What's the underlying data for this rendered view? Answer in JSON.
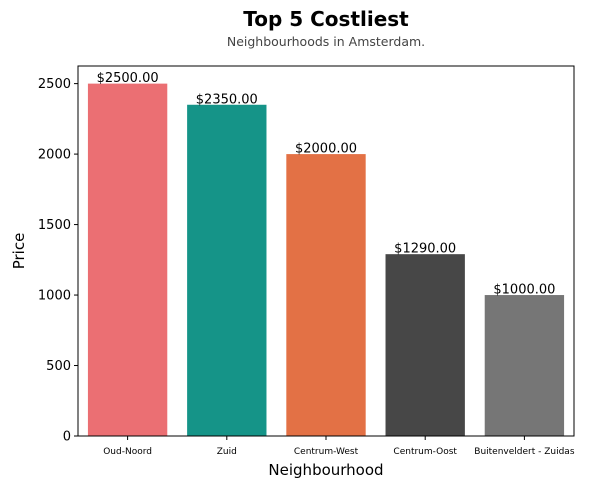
{
  "chart_data": {
    "type": "bar",
    "title": "Top 5 Costliest",
    "subtitle": "Neighbourhoods in Amsterdam.",
    "xlabel": "Neighbourhood",
    "ylabel": "Price",
    "categories": [
      "Oud-Noord",
      "Zuid",
      "Centrum-West",
      "Centrum-Oost",
      "Buitenveldert - Zuidas"
    ],
    "values": [
      2500,
      2350,
      2000,
      1290,
      1000
    ],
    "data_labels": [
      "$2500.00",
      "$2350.00",
      "$2000.00",
      "$1290.00",
      "$1000.00"
    ],
    "colors": [
      "#eb6f73",
      "#159488",
      "#e37145",
      "#474747",
      "#767676"
    ],
    "ylim": [
      0,
      2625
    ],
    "yticks": [
      0,
      500,
      1000,
      1500,
      2000,
      2500
    ],
    "grid": false,
    "legend": "none"
  }
}
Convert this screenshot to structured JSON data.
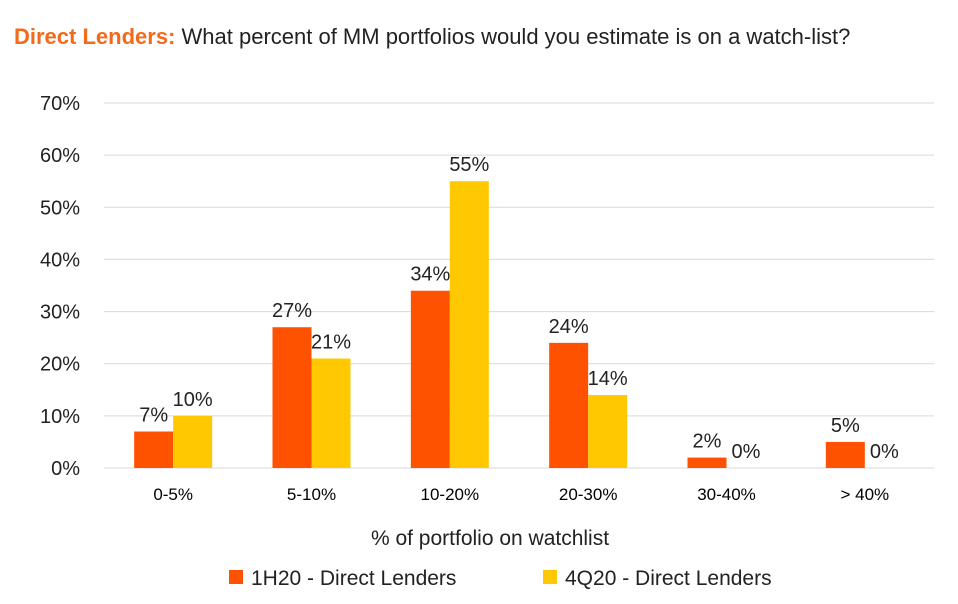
{
  "title": {
    "lead": "Direct Lenders:",
    "text": "What percent of MM portfolios would you estimate is on a watch-list?"
  },
  "chart_data": {
    "type": "bar",
    "categories": [
      "0-5%",
      "5-10%",
      "10-20%",
      "20-30%",
      "30-40%",
      "> 40%"
    ],
    "series": [
      {
        "name": "1H20 - Direct Lenders",
        "color": "#ff5200",
        "values": [
          7,
          27,
          34,
          24,
          2,
          5
        ],
        "labels": [
          "7%",
          "27%",
          "34%",
          "24%",
          "2%",
          "5%"
        ]
      },
      {
        "name": "4Q20 - Direct Lenders",
        "color": "#ffc800",
        "values": [
          10,
          21,
          55,
          14,
          0,
          0
        ],
        "labels": [
          "10%",
          "21%",
          "55%",
          "14%",
          "0%",
          "0%"
        ]
      }
    ],
    "xlabel": "% of portfolio on watchlist",
    "ylabel": "",
    "ylim": [
      0,
      70
    ],
    "yticks": [
      0,
      10,
      20,
      30,
      40,
      50,
      60,
      70
    ],
    "ytick_labels": [
      "0%",
      "10%",
      "20%",
      "30%",
      "40%",
      "50%",
      "60%",
      "70%"
    ],
    "grid": true,
    "legend": "bottom"
  }
}
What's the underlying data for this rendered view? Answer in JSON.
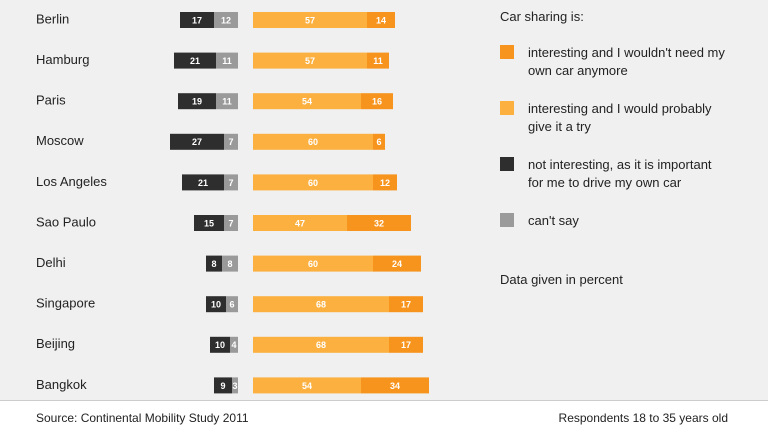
{
  "chart_data": {
    "type": "diverging-bar",
    "categories": [
      "Berlin",
      "Hamburg",
      "Paris",
      "Moscow",
      "Los Angeles",
      "Sao Paulo",
      "Delhi",
      "Singapore",
      "Beijing",
      "Bangkok"
    ],
    "legend_title": "Car sharing is:",
    "series": [
      {
        "name": "can't say",
        "color": "#9a9a9a",
        "side": "left",
        "values": [
          12,
          11,
          11,
          7,
          7,
          7,
          8,
          6,
          4,
          3
        ]
      },
      {
        "name": "not interesting, as it is important for me to drive my own car",
        "color": "#2e2e2e",
        "side": "left",
        "values": [
          17,
          21,
          19,
          27,
          21,
          15,
          8,
          10,
          10,
          9
        ]
      },
      {
        "name": "interesting and I would probably give it a try",
        "color": "#fbb040",
        "side": "right",
        "values": [
          57,
          57,
          54,
          60,
          60,
          47,
          60,
          68,
          68,
          54
        ]
      },
      {
        "name": "interesting and I wouldn't need my own car anymore",
        "color": "#f7941d",
        "side": "right",
        "values": [
          14,
          11,
          16,
          6,
          12,
          32,
          24,
          17,
          17,
          34
        ]
      }
    ],
    "note": "Data given in percent",
    "source": "Source: Continental Mobility Study 2011",
    "footnote": "Respondents 18 to 35 years old"
  }
}
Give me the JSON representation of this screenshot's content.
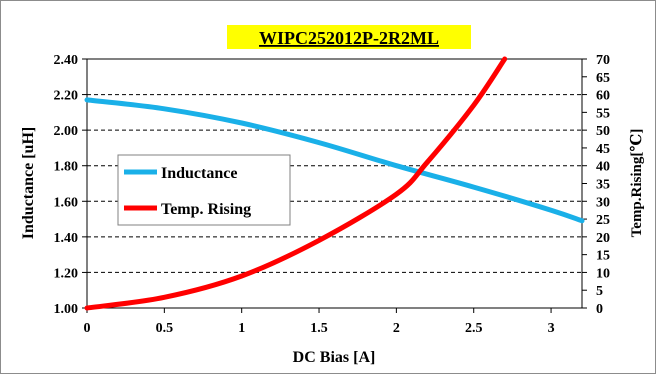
{
  "chart_data": {
    "type": "line",
    "title": "WIPC252012P-2R2ML",
    "title_highlight_color": "#ffff00",
    "xlabel": "DC Bias [A]",
    "ylabel_left": "Inductance [uH]",
    "ylabel_right": "Temp.Rising[℃]",
    "xlim": [
      0,
      3.2
    ],
    "ylim_left": [
      1.0,
      2.4
    ],
    "ylim_right": [
      0,
      70
    ],
    "x_ticks": [
      "0",
      "0.5",
      "1",
      "1.5",
      "2",
      "2.5",
      "3"
    ],
    "y_left_ticks": [
      "1.00",
      "1.20",
      "1.40",
      "1.60",
      "1.80",
      "2.00",
      "2.20",
      "2.40"
    ],
    "y_right_ticks": [
      "0",
      "5",
      "10",
      "15",
      "20",
      "25",
      "30",
      "35",
      "40",
      "45",
      "50",
      "55",
      "60",
      "65",
      "70"
    ],
    "grid": "horizontal dashed",
    "legend_placement": "center-left",
    "series": [
      {
        "name": "Inductance",
        "axis": "left",
        "color": "#1ab0e8",
        "x": [
          0,
          0.5,
          1.0,
          1.5,
          2.0,
          2.5,
          3.0,
          3.2
        ],
        "values": [
          2.17,
          2.12,
          2.04,
          1.93,
          1.8,
          1.68,
          1.55,
          1.49
        ]
      },
      {
        "name": "Temp. Rising",
        "axis": "right",
        "color": "#ff0000",
        "x": [
          0,
          0.5,
          1.0,
          1.5,
          2.0,
          2.2,
          2.5,
          2.7
        ],
        "values": [
          0,
          3,
          9,
          19,
          32,
          41,
          57,
          70
        ]
      }
    ]
  }
}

What to do. Extract the full listing exactly, with the pictures left out.

Answer for this exercise.
What's the underlying data for this rendered view? Answer in JSON.
{
  "chart_data": {
    "type": "bar",
    "title": "Top 5 Costliest",
    "subtitle": "Neighbourhoods in Amsterdam.",
    "xlabel": "Neighbourhood",
    "ylabel": "Price",
    "categories": [
      "Oud-Noord",
      "Zuid",
      "Centrum-West",
      "Centrum-Oost",
      "Buitenveldert - Zuidas"
    ],
    "values": [
      2500,
      2350,
      2000,
      1290,
      1000
    ],
    "data_labels": [
      "$2500.00",
      "$2350.00",
      "$2000.00",
      "$1290.00",
      "$1000.00"
    ],
    "colors": [
      "#eb6f73",
      "#159488",
      "#e37145",
      "#474747",
      "#767676"
    ],
    "ylim": [
      0,
      2625
    ],
    "yticks": [
      0,
      500,
      1000,
      1500,
      2000,
      2500
    ],
    "grid": false,
    "legend": "none"
  }
}
Convert this screenshot to structured JSON data.
{
  "title": {
    "lead": "Direct Lenders:",
    "text": "What percent of MM portfolios would you estimate is on a watch-list?"
  },
  "chart_data": {
    "type": "bar",
    "categories": [
      "0-5%",
      "5-10%",
      "10-20%",
      "20-30%",
      "30-40%",
      "> 40%"
    ],
    "series": [
      {
        "name": "1H20 - Direct Lenders",
        "color": "#ff5200",
        "values": [
          7,
          27,
          34,
          24,
          2,
          5
        ],
        "labels": [
          "7%",
          "27%",
          "34%",
          "24%",
          "2%",
          "5%"
        ]
      },
      {
        "name": "4Q20 - Direct Lenders",
        "color": "#ffc800",
        "values": [
          10,
          21,
          55,
          14,
          0,
          0
        ],
        "labels": [
          "10%",
          "21%",
          "55%",
          "14%",
          "0%",
          "0%"
        ]
      }
    ],
    "xlabel": "% of portfolio on watchlist",
    "ylabel": "",
    "ylim": [
      0,
      70
    ],
    "yticks": [
      0,
      10,
      20,
      30,
      40,
      50,
      60,
      70
    ],
    "ytick_labels": [
      "0%",
      "10%",
      "20%",
      "30%",
      "40%",
      "50%",
      "60%",
      "70%"
    ],
    "grid": true,
    "legend": "bottom"
  }
}
What's the underlying data for this rendered view? Answer in JSON.
{
  "chart_data": {
    "type": "diverging-bar",
    "categories": [
      "Berlin",
      "Hamburg",
      "Paris",
      "Moscow",
      "Los Angeles",
      "Sao Paulo",
      "Delhi",
      "Singapore",
      "Beijing",
      "Bangkok"
    ],
    "legend_title": "Car sharing is:",
    "series": [
      {
        "name": "can't say",
        "color": "#9a9a9a",
        "side": "left",
        "values": [
          12,
          11,
          11,
          7,
          7,
          7,
          8,
          6,
          4,
          3
        ]
      },
      {
        "name": "not interesting, as it is important for me to drive my own car",
        "color": "#2e2e2e",
        "side": "left",
        "values": [
          17,
          21,
          19,
          27,
          21,
          15,
          8,
          10,
          10,
          9
        ]
      },
      {
        "name": "interesting and I would probably give it a try",
        "color": "#fbb040",
        "side": "right",
        "values": [
          57,
          57,
          54,
          60,
          60,
          47,
          60,
          68,
          68,
          54
        ]
      },
      {
        "name": "interesting and I wouldn't need my own car anymore",
        "color": "#f7941d",
        "side": "right",
        "values": [
          14,
          11,
          16,
          6,
          12,
          32,
          24,
          17,
          17,
          34
        ]
      }
    ],
    "note": "Data given in percent",
    "source": "Source: Continental Mobility Study 2011",
    "footnote": "Respondents 18 to 35 years old"
  }
}
Give me the JSON representation of this screenshot's content.
{
  "chart_data": {
    "type": "line",
    "title": "WIPC252012P-2R2ML",
    "title_highlight_color": "#ffff00",
    "xlabel": "DC Bias [A]",
    "ylabel_left": "Inductance [uH]",
    "ylabel_right": "Temp.Rising[℃]",
    "xlim": [
      0,
      3.2
    ],
    "ylim_left": [
      1.0,
      2.4
    ],
    "ylim_right": [
      0,
      70
    ],
    "x_ticks": [
      "0",
      "0.5",
      "1",
      "1.5",
      "2",
      "2.5",
      "3"
    ],
    "y_left_ticks": [
      "1.00",
      "1.20",
      "1.40",
      "1.60",
      "1.80",
      "2.00",
      "2.20",
      "2.40"
    ],
    "y_right_ticks": [
      "0",
      "5",
      "10",
      "15",
      "20",
      "25",
      "30",
      "35",
      "40",
      "45",
      "50",
      "55",
      "60",
      "65",
      "70"
    ],
    "grid": "horizontal dashed",
    "legend_placement": "center-left",
    "series": [
      {
        "name": "Inductance",
        "axis": "left",
        "color": "#1ab0e8",
        "x": [
          0,
          0.5,
          1.0,
          1.5,
          2.0,
          2.5,
          3.0,
          3.2
        ],
        "values": [
          2.17,
          2.12,
          2.04,
          1.93,
          1.8,
          1.68,
          1.55,
          1.49
        ]
      },
      {
        "name": "Temp. Rising",
        "axis": "right",
        "color": "#ff0000",
        "x": [
          0,
          0.5,
          1.0,
          1.5,
          2.0,
          2.2,
          2.5,
          2.7
        ],
        "values": [
          0,
          3,
          9,
          19,
          32,
          41,
          57,
          70
        ]
      }
    ]
  }
}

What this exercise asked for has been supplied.